MATERIAL FOR THE TASK:
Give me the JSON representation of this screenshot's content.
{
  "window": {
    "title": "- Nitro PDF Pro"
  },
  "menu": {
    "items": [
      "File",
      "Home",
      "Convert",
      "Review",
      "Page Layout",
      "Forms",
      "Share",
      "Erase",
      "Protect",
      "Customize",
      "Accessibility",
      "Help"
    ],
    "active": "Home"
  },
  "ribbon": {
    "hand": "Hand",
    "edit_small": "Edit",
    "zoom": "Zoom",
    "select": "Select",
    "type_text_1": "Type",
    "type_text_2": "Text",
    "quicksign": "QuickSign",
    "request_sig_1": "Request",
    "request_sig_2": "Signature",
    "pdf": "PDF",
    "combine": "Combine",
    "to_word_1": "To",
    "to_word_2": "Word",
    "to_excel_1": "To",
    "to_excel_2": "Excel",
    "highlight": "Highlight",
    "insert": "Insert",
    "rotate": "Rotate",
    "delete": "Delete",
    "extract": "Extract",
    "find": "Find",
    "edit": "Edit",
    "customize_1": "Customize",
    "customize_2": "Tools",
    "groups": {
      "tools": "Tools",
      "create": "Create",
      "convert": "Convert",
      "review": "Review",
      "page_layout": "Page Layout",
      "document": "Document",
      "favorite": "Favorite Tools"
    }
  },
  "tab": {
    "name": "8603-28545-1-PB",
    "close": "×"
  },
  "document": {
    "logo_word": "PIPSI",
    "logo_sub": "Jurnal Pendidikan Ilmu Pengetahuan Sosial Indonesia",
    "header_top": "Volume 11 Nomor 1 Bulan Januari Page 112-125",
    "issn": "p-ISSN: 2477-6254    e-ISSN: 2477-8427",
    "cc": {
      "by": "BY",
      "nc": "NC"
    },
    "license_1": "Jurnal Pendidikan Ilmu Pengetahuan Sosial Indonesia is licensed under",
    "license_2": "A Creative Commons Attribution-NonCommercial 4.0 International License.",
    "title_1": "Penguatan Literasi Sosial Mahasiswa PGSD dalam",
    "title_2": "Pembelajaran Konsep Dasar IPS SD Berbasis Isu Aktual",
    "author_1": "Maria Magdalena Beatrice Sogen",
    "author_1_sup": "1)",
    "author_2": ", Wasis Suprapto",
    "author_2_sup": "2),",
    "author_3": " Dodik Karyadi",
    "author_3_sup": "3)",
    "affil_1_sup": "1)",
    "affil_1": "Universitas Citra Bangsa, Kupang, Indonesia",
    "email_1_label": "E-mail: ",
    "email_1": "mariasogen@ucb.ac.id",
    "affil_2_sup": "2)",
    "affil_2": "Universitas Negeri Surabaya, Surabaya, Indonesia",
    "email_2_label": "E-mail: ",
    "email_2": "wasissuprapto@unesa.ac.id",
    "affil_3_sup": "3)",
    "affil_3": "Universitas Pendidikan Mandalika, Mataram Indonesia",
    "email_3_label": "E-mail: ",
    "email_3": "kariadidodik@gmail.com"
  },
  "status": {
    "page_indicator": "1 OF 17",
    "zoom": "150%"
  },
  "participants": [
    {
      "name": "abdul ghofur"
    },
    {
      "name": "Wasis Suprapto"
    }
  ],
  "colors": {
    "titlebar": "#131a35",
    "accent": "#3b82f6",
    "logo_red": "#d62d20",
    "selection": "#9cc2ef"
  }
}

PROBLEM:
Copy every line of the records word for word.

THE RESULT:
Give me the JSON representation of this screenshot's content.
{
  "window": {
    "title": "- Nitro PDF Pro"
  },
  "menu": {
    "items": [
      "File",
      "Home",
      "Convert",
      "Review",
      "Page Layout",
      "Forms",
      "Share",
      "Erase",
      "Protect",
      "Customize",
      "Accessibility",
      "Help"
    ],
    "active": "Home"
  },
  "ribbon": {
    "hand": "Hand",
    "edit_small": "Edit",
    "zoom": "Zoom",
    "select": "Select",
    "type_text_1": "Type",
    "type_text_2": "Text",
    "quicksign": "QuickSign",
    "request_sig_1": "Request",
    "request_sig_2": "Signature",
    "pdf": "PDF",
    "combine": "Combine",
    "to_word_1": "To",
    "to_word_2": "Word",
    "to_excel_1": "To",
    "to_excel_2": "Excel",
    "highlight": "Highlight",
    "insert": "Insert",
    "rotate": "Rotate",
    "delete": "Delete",
    "extract": "Extract",
    "find": "Find",
    "edit": "Edit",
    "customize_1": "Customize",
    "customize_2": "Tools",
    "groups": {
      "tools": "Tools",
      "create": "Create",
      "convert": "Convert",
      "review": "Review",
      "page_layout": "Page Layout",
      "document": "Document",
      "favorite": "Favorite Tools"
    }
  },
  "tab": {
    "name": "8603-28545-1-PB",
    "close": "×"
  },
  "document": {
    "logo_word": "PIPSI",
    "logo_sub": "Jurnal Pendidikan Ilmu Pengetahuan Sosial Indonesia",
    "header_top": "Volume 11 Nomor 1 Bulan Januari Page 112-125",
    "issn": "p-ISSN: 2477-6254    e-ISSN: 2477-8427",
    "cc": {
      "by": "BY",
      "nc": "NC"
    },
    "license_1": "Jurnal Pendidikan Ilmu Pengetahuan Sosial Indonesia is licensed under",
    "license_2": "A Creative Commons Attribution-NonCommercial 4.0 International License.",
    "title_1": "Penguatan Literasi Sosial Mahasiswa PGSD dalam",
    "title_2": "Pembelajaran Konsep Dasar IPS SD Berbasis Isu Aktual",
    "author_1": "Maria Magdalena Beatrice Sogen",
    "author_1_sup": "1)",
    "author_2": ", Wasis Suprapto",
    "author_2_sup": "2),",
    "author_3": " Dodik Karyadi",
    "author_3_sup": "3)",
    "affil_1_sup": "1)",
    "affil_1": "Universitas Citra Bangsa, Kupang, Indonesia",
    "email_1_label": "E-mail: ",
    "email_1": "mariasogen@ucb.ac.id",
    "affil_2_sup": "2)",
    "affil_2": "Universitas Negeri Surabaya, Surabaya, Indonesia",
    "email_2_label": "E-mail: ",
    "email_2": "wasissuprapto@unesa.ac.id",
    "affil_3_sup": "3)",
    "affil_3": "Universitas Pendidikan Mandalika, Mataram Indonesia",
    "email_3_label": "E-mail: ",
    "email_3": "kariadidodik@gmail.com"
  },
  "status": {
    "page_indicator": "1 OF 17",
    "zoom": "150%"
  },
  "participants": [
    {
      "name": "abdul ghofur"
    },
    {
      "name": "Wasis Suprapto"
    }
  ],
  "colors": {
    "titlebar": "#131a35",
    "accent": "#3b82f6",
    "logo_red": "#d62d20",
    "selection": "#9cc2ef"
  }
}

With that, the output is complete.